++++ Extracted material ++++
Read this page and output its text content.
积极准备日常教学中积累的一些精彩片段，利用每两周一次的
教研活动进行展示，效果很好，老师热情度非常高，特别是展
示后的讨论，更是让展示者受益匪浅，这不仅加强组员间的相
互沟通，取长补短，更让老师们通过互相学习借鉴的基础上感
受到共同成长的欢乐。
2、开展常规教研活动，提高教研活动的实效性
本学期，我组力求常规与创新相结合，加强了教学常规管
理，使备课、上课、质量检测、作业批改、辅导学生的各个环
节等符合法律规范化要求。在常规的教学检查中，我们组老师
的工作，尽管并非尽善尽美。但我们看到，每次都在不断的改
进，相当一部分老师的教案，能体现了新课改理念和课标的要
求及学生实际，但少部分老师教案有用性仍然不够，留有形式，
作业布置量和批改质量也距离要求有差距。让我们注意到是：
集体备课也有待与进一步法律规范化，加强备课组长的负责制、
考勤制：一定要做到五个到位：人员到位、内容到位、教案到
++++
▸ **Written problem**: Reproduce the data, keeping every line exactly the same.

▸ **Reply**:
Read this page and output its text content.
积极准备日常教学中积累的一些精彩片段，利用每两周一次的
教研活动进行展示，效果很好，老师热情度非常高，特别是展
示后的讨论，更是让展示者受益匪浅，这不仅加强组员间的相
互沟通，取长补短，更让老师们通过互相学习借鉴的基础上感
受到共同成长的欢乐。
2、开展常规教研活动，提高教研活动的实效性
本学期，我组力求常规与创新相结合，加强了教学常规管
理，使备课、上课、质量检测、作业批改、辅导学生的各个环
节等符合法律规范化要求。在常规的教学检查中，我们组老师
的工作，尽管并非尽善尽美。但我们看到，每次都在不断的改
进，相当一部分老师的教案，能体现了新课改理念和课标的要
求及学生实际，但少部分老师教案有用性仍然不够，留有形式，
作业布置量和批改质量也距离要求有差距。让我们注意到是：
集体备课也有待与进一步法律规范化，加强备课组长的负责制、
考勤制：一定要做到五个到位：人员到位、内容到位、教案到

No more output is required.